◆ **Set problem**
Tally the lines that contain "benefits" and report the total alone.

— BEGIN Records for processing —

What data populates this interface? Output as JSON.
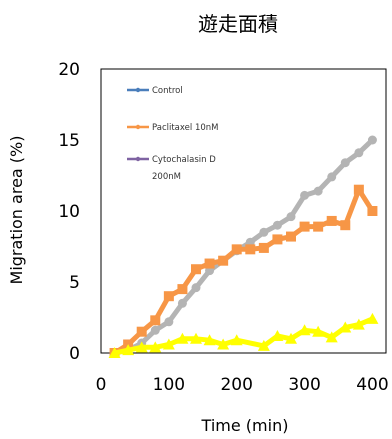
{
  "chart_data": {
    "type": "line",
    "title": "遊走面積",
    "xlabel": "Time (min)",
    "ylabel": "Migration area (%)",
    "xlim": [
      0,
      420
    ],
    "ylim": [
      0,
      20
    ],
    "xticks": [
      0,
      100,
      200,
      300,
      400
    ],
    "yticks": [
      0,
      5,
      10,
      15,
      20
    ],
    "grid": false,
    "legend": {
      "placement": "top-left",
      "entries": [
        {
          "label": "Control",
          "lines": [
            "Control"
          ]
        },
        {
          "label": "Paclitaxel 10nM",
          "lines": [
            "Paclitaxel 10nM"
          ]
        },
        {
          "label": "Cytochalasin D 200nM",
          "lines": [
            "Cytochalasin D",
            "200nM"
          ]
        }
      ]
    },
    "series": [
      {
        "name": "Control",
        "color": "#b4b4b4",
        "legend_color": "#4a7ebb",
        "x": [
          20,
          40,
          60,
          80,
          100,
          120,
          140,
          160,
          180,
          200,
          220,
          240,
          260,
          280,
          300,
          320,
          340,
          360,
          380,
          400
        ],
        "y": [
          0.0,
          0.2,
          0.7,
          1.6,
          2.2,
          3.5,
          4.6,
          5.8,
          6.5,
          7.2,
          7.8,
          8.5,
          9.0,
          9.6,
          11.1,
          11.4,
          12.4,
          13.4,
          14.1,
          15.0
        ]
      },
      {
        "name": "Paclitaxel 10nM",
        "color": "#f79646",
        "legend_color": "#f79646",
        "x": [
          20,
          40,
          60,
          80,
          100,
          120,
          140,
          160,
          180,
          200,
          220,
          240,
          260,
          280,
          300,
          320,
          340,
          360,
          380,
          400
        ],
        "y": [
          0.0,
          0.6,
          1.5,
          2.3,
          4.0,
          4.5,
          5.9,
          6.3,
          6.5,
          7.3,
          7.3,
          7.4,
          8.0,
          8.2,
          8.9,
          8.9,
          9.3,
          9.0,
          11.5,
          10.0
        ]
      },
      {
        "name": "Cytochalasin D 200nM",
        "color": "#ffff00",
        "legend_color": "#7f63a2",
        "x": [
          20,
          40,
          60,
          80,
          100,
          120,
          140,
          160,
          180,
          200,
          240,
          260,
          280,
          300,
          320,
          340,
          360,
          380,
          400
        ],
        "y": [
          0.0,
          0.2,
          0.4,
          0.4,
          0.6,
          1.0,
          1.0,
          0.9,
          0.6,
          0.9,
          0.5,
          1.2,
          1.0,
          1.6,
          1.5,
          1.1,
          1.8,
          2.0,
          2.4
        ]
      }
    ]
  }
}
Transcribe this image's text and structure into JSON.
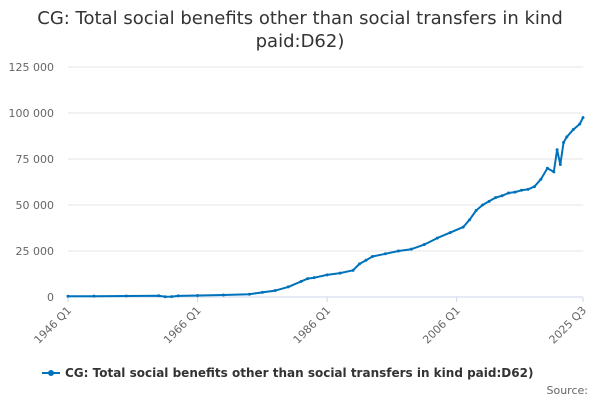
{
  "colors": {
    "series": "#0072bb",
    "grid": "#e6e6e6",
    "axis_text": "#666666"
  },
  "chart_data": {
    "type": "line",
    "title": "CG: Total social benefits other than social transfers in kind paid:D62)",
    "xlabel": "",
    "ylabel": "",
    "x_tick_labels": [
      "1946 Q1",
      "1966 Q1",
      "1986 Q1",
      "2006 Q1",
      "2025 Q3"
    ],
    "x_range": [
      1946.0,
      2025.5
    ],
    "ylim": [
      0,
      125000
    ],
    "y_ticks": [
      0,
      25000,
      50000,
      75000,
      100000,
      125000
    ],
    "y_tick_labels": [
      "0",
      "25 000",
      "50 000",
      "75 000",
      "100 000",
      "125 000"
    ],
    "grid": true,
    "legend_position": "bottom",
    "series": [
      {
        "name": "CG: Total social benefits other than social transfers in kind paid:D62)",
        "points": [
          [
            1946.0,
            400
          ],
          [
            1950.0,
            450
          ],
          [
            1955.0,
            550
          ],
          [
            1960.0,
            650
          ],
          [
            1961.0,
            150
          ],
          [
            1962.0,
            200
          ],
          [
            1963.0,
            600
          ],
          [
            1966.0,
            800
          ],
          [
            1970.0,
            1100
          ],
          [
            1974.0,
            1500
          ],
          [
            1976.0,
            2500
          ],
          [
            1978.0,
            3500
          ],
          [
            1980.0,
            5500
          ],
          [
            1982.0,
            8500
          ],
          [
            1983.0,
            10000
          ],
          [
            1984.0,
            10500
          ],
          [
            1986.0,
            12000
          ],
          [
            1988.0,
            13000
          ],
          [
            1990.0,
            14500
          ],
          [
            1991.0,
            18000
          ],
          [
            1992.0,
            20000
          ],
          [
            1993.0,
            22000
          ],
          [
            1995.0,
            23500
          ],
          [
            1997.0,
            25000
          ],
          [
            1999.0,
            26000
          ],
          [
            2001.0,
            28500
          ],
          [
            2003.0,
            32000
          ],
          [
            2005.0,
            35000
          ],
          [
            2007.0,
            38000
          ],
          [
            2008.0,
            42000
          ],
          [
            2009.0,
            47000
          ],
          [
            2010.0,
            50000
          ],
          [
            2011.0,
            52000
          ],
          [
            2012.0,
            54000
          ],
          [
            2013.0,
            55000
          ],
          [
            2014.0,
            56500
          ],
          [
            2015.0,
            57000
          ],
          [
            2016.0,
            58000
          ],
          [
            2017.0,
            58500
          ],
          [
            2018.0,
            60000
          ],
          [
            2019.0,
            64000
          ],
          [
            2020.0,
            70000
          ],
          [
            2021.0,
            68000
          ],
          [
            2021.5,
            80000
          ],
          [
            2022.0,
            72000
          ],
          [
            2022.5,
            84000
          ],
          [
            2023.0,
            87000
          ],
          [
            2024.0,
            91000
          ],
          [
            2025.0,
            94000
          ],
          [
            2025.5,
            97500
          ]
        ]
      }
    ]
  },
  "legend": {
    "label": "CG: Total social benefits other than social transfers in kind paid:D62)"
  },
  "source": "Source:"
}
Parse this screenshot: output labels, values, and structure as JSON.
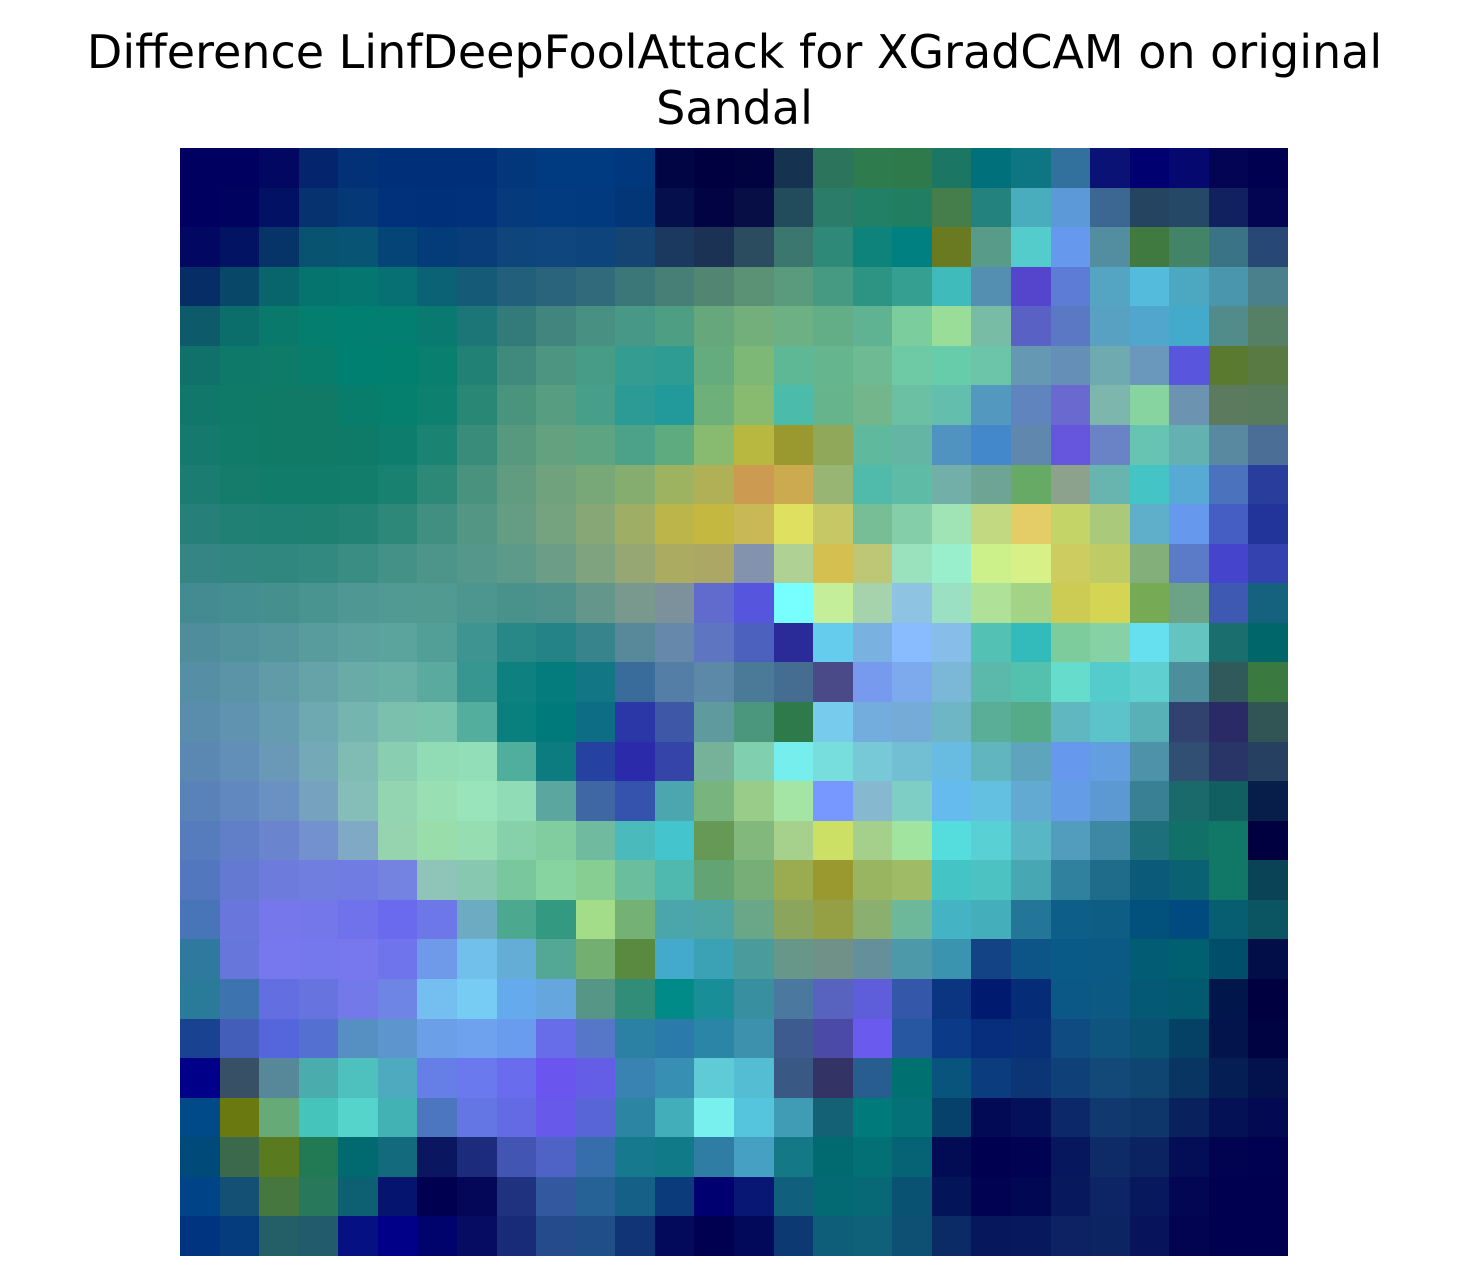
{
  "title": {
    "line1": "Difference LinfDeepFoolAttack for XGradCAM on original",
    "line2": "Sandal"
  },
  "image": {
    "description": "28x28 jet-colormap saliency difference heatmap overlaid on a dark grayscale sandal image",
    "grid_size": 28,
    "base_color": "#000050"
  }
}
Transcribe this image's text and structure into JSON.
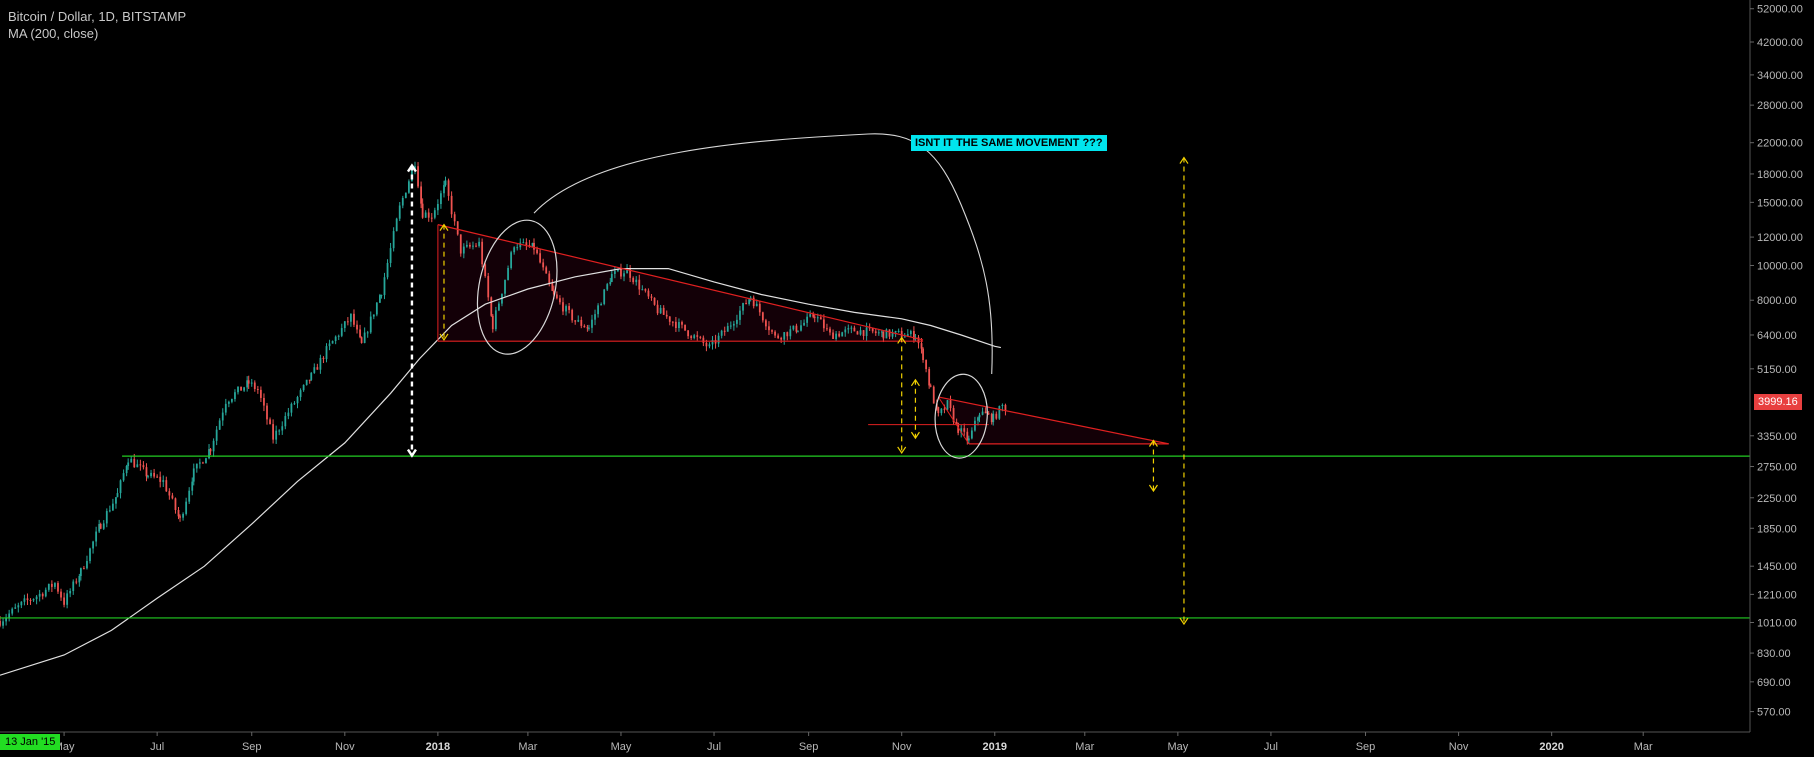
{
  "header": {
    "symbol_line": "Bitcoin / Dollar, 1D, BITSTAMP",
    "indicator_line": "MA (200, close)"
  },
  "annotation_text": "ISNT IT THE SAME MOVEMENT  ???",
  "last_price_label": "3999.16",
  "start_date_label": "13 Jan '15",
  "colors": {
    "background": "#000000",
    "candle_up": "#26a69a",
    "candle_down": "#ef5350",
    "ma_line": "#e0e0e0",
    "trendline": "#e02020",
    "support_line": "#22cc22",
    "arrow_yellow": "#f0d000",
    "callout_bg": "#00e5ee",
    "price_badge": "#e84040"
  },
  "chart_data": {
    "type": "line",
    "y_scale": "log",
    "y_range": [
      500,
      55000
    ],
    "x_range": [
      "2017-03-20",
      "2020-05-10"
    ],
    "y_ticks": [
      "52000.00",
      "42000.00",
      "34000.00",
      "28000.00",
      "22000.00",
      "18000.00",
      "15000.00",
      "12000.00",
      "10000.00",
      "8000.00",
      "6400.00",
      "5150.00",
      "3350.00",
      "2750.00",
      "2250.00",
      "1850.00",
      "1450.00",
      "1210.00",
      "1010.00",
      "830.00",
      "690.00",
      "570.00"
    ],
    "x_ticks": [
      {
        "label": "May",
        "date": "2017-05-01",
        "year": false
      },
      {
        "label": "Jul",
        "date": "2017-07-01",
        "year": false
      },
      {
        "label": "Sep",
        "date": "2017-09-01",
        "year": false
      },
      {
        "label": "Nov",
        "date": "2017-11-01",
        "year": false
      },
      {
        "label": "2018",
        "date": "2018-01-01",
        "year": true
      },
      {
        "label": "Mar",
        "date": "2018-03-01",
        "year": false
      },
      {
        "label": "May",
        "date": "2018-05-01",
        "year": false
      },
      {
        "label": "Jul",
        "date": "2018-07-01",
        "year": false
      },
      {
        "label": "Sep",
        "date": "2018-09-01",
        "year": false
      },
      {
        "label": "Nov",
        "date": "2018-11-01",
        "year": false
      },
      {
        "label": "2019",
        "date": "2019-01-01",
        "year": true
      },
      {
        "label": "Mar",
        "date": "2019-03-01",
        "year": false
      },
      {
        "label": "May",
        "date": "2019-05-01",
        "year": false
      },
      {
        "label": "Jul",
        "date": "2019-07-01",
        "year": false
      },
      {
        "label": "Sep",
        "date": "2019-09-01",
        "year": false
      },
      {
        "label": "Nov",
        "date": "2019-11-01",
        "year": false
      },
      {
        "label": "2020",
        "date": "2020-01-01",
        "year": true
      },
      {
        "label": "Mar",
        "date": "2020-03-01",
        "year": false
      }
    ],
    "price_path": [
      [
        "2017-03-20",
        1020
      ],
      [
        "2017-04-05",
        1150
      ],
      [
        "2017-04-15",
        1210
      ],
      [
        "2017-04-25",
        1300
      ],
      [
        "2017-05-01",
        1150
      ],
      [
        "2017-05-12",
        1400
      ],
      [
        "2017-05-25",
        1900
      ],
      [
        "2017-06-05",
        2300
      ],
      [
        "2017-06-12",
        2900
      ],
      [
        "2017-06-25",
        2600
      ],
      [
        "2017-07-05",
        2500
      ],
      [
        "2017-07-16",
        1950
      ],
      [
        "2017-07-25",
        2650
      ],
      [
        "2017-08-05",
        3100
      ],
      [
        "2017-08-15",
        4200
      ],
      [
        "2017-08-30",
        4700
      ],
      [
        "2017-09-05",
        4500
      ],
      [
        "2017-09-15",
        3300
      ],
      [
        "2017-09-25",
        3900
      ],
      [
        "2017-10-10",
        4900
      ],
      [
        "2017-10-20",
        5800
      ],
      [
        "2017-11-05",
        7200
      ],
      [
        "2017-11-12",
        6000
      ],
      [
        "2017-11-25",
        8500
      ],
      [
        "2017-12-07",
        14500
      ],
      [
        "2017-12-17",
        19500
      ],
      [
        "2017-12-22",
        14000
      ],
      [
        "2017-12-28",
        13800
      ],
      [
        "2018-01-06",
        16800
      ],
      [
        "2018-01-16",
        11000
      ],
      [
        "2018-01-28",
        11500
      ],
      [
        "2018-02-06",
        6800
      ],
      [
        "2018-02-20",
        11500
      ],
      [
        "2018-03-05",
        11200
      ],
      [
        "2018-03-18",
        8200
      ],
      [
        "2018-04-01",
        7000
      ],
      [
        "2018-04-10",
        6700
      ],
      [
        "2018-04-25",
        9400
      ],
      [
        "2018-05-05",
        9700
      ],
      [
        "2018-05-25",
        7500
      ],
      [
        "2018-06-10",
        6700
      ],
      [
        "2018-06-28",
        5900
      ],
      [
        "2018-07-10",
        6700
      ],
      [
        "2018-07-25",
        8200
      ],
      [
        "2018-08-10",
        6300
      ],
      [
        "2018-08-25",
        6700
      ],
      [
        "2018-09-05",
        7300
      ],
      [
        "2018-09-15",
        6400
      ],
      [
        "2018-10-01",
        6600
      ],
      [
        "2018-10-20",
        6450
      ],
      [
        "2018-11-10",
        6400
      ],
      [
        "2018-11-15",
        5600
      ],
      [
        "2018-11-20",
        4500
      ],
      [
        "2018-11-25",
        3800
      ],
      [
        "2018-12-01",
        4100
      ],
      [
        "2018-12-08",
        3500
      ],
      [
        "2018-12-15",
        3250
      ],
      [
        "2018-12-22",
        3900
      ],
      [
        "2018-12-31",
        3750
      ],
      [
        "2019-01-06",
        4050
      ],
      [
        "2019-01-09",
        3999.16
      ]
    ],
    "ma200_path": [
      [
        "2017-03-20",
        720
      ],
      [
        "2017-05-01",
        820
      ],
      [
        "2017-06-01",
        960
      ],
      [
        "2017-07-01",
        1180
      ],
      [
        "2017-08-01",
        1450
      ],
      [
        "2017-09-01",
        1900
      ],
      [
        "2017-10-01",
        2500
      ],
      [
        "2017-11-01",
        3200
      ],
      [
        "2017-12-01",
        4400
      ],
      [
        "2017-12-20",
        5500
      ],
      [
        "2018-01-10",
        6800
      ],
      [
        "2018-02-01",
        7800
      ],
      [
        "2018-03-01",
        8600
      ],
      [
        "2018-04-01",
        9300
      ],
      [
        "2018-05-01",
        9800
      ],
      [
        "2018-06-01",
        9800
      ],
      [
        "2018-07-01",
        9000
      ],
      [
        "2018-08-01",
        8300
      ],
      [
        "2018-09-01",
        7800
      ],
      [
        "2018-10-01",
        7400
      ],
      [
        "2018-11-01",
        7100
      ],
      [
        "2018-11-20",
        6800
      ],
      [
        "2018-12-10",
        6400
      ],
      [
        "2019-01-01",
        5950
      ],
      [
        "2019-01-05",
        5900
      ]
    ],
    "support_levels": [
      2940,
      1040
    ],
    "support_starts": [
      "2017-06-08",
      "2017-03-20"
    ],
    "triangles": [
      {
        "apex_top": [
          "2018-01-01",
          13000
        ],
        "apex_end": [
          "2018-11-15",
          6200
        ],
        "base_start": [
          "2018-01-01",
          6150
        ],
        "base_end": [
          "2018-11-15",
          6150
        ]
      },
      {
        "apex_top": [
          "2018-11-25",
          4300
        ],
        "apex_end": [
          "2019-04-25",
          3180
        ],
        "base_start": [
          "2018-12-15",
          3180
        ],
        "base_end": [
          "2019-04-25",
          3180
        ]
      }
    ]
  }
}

— END Records for processing —

◆ **Complete response**
3